OBJECTIVE => Your task is to repeat the entries underneath exactly, minus the pictures.

Data records =>
────────
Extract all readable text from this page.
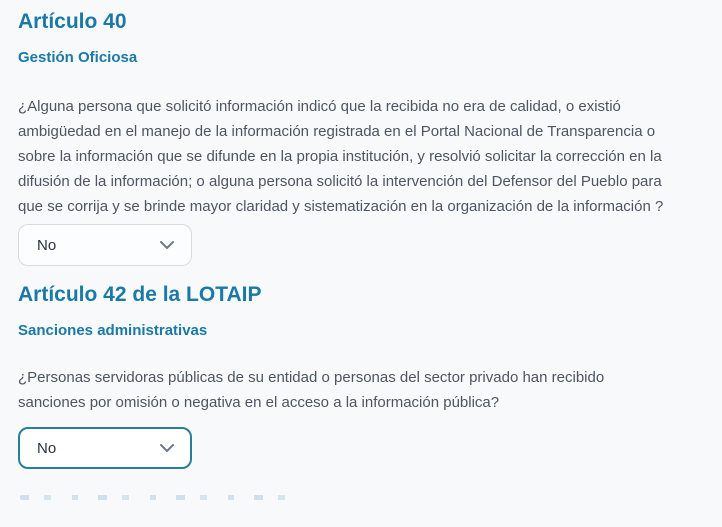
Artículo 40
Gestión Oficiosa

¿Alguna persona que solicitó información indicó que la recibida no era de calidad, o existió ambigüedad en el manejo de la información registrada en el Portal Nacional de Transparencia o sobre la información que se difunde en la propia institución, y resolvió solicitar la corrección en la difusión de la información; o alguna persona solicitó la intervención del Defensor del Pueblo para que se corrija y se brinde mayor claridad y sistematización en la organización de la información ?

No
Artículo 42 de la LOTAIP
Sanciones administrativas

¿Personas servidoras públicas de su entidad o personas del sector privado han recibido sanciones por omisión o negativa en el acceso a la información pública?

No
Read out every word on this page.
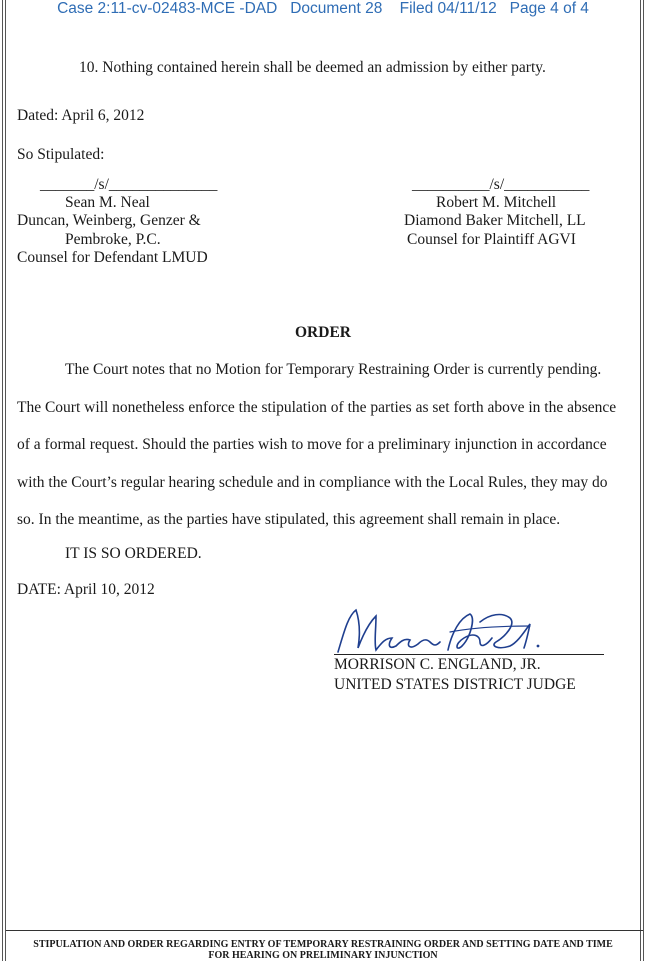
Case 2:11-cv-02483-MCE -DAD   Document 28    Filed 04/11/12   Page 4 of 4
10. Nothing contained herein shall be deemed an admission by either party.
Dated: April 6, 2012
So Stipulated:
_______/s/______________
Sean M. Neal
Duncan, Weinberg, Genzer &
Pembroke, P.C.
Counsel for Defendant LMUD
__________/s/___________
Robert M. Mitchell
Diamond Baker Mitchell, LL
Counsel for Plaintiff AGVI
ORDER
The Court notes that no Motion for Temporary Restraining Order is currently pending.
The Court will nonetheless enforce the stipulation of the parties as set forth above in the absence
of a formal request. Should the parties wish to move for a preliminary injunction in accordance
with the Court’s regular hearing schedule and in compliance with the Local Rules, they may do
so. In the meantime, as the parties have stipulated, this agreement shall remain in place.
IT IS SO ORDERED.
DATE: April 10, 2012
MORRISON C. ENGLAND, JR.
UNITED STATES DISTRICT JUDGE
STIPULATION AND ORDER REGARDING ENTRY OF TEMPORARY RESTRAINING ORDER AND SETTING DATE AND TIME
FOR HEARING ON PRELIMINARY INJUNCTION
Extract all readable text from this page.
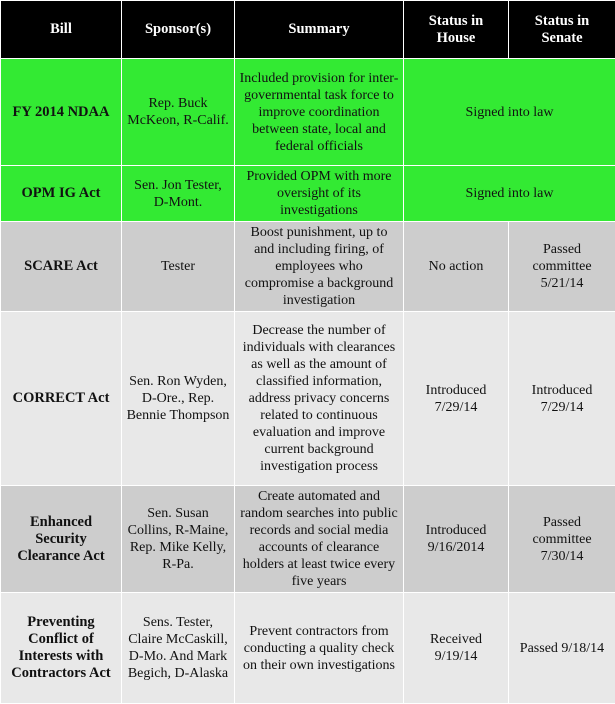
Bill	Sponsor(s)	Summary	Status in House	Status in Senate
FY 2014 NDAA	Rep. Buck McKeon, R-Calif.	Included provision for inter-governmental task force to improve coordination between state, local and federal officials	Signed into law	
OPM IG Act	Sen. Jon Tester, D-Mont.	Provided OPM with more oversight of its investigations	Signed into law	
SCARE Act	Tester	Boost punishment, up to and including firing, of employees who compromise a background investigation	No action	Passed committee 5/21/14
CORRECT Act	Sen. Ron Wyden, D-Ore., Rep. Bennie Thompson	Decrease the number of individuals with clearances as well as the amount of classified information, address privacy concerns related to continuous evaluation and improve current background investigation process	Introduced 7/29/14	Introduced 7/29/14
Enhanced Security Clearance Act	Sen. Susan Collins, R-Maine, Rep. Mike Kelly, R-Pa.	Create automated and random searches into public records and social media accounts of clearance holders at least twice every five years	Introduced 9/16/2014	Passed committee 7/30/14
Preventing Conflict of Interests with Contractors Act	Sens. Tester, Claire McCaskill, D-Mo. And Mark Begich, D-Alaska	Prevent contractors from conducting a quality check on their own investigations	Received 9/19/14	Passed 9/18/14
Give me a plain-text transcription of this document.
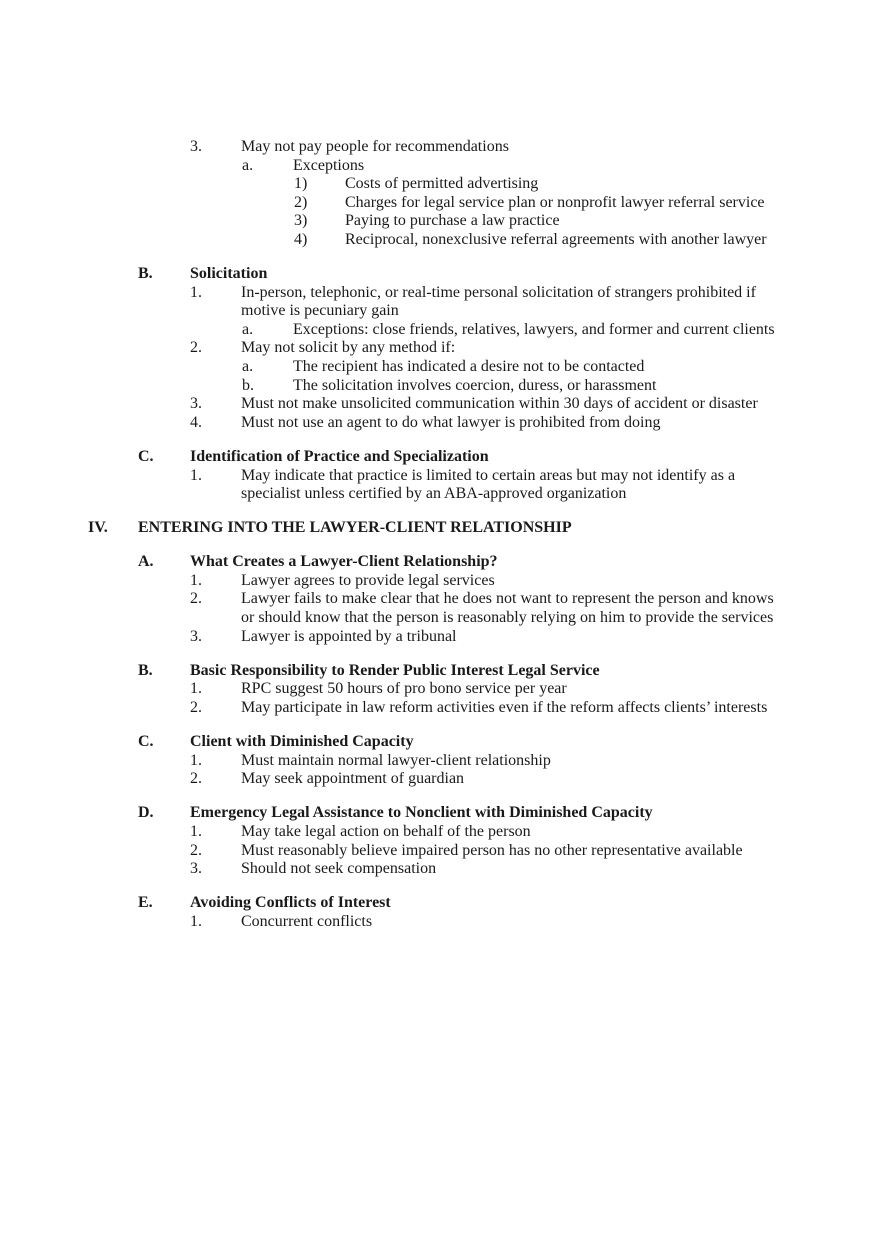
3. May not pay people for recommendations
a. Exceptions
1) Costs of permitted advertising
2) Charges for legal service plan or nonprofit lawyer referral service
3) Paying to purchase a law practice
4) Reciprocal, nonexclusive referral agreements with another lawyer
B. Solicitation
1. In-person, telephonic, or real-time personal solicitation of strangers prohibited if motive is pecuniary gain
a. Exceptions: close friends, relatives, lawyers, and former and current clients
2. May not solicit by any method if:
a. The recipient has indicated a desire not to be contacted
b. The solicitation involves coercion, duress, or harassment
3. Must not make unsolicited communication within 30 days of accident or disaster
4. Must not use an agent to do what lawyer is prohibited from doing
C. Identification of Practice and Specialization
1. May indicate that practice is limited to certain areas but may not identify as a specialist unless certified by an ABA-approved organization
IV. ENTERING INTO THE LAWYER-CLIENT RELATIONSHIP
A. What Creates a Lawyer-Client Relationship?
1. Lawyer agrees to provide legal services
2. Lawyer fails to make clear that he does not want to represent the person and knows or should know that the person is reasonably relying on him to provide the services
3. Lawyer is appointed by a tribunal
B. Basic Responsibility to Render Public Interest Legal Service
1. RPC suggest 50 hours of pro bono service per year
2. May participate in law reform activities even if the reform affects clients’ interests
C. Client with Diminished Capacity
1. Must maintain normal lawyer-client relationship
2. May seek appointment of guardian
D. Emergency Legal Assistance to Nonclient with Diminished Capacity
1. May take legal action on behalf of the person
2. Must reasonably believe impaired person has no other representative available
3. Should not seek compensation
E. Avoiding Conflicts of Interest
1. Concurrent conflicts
────────
RESPONSE TO THE EXERCISE =>
Extract all readable text from this page.
Artículo 40
Gestión Oficiosa

¿Alguna persona que solicitó información indicó que la recibida no era de calidad, o existió ambigüedad en el manejo de la información registrada en el Portal Nacional de Transparencia o sobre la información que se difunde en la propia institución, y resolvió solicitar la corrección en la difusión de la información; o alguna persona solicitó la intervención del Defensor del Pueblo para que se corrija y se brinde mayor claridad y sistematización en la organización de la información ?

No
Artículo 42 de la LOTAIP
Sanciones administrativas

¿Personas servidoras públicas de su entidad o personas del sector privado han recibido sanciones por omisión o negativa en el acceso a la información pública?

No
Read out every word on this page.
Case 2:11-cv-02483-MCE -DAD   Document 28    Filed 04/11/12   Page 4 of 4
10. Nothing contained herein shall be deemed an admission by either party.
Dated: April 6, 2012
So Stipulated:
_______/s/______________
Sean M. Neal
Duncan, Weinberg, Genzer &
Pembroke, P.C.
Counsel for Defendant LMUD
__________/s/___________
Robert M. Mitchell
Diamond Baker Mitchell, LL
Counsel for Plaintiff AGVI
ORDER
The Court notes that no Motion for Temporary Restraining Order is currently pending.
The Court will nonetheless enforce the stipulation of the parties as set forth above in the absence
of a formal request. Should the parties wish to move for a preliminary injunction in accordance
with the Court’s regular hearing schedule and in compliance with the Local Rules, they may do
so. In the meantime, as the parties have stipulated, this agreement shall remain in place.
IT IS SO ORDERED.
DATE: April 10, 2012
MORRISON C. ENGLAND, JR.
UNITED STATES DISTRICT JUDGE
STIPULATION AND ORDER REGARDING ENTRY OF TEMPORARY RESTRAINING ORDER AND SETTING DATE AND TIME
FOR HEARING ON PRELIMINARY INJUNCTION
Extract all readable text from this page.
Bill	Sponsor(s)	Summary	Status in House	Status in Senate
FY 2014 NDAA	Rep. Buck McKeon, R-Calif.	Included provision for inter-governmental task force to improve coordination between state, local and federal officials	Signed into law	
OPM IG Act	Sen. Jon Tester, D-Mont.	Provided OPM with more oversight of its investigations	Signed into law	
SCARE Act	Tester	Boost punishment, up to and including firing, of employees who compromise a background investigation	No action	Passed committee 5/21/14
CORRECT Act	Sen. Ron Wyden, D-Ore., Rep. Bennie Thompson	Decrease the number of individuals with clearances as well as the amount of classified information, address privacy concerns related to continuous evaluation and improve current background investigation process	Introduced 7/29/14	Introduced 7/29/14
Enhanced Security Clearance Act	Sen. Susan Collins, R-Maine, Rep. Mike Kelly, R-Pa.	Create automated and random searches into public records and social media accounts of clearance holders at least twice every five years	Introduced 9/16/2014	Passed committee 7/30/14
Preventing Conflict of Interests with Contractors Act	Sens. Tester, Claire McCaskill, D-Mo. And Mark Begich, D-Alaska	Prevent contractors from conducting a quality check on their own investigations	Received 9/19/14	Passed 9/18/14
Give me a plain-text transcription of this document.
3. May not pay people for recommendations
a. Exceptions
1) Costs of permitted advertising
2) Charges for legal service plan or nonprofit lawyer referral service
3) Paying to purchase a law practice
4) Reciprocal, nonexclusive referral agreements with another lawyer
B. Solicitation
1. In-person, telephonic, or real-time personal solicitation of strangers prohibited if motive is pecuniary gain
a. Exceptions: close friends, relatives, lawyers, and former and current clients
2. May not solicit by any method if:
a. The recipient has indicated a desire not to be contacted
b. The solicitation involves coercion, duress, or harassment
3. Must not make unsolicited communication within 30 days of accident or disaster
4. Must not use an agent to do what lawyer is prohibited from doing
C. Identification of Practice and Specialization
1. May indicate that practice is limited to certain areas but may not identify as a specialist unless certified by an ABA-approved organization
IV. ENTERING INTO THE LAWYER-CLIENT RELATIONSHIP
A. What Creates a Lawyer-Client Relationship?
1. Lawyer agrees to provide legal services
2. Lawyer fails to make clear that he does not want to represent the person and knows or should know that the person is reasonably relying on him to provide the services
3. Lawyer is appointed by a tribunal
B. Basic Responsibility to Render Public Interest Legal Service
1. RPC suggest 50 hours of pro bono service per year
2. May participate in law reform activities even if the reform affects clients’ interests
C. Client with Diminished Capacity
1. Must maintain normal lawyer-client relationship
2. May seek appointment of guardian
D. Emergency Legal Assistance to Nonclient with Diminished Capacity
1. May take legal action on behalf of the person
2. Must reasonably believe impaired person has no other representative available
3. Should not seek compensation
E. Avoiding Conflicts of Interest
1. Concurrent conflicts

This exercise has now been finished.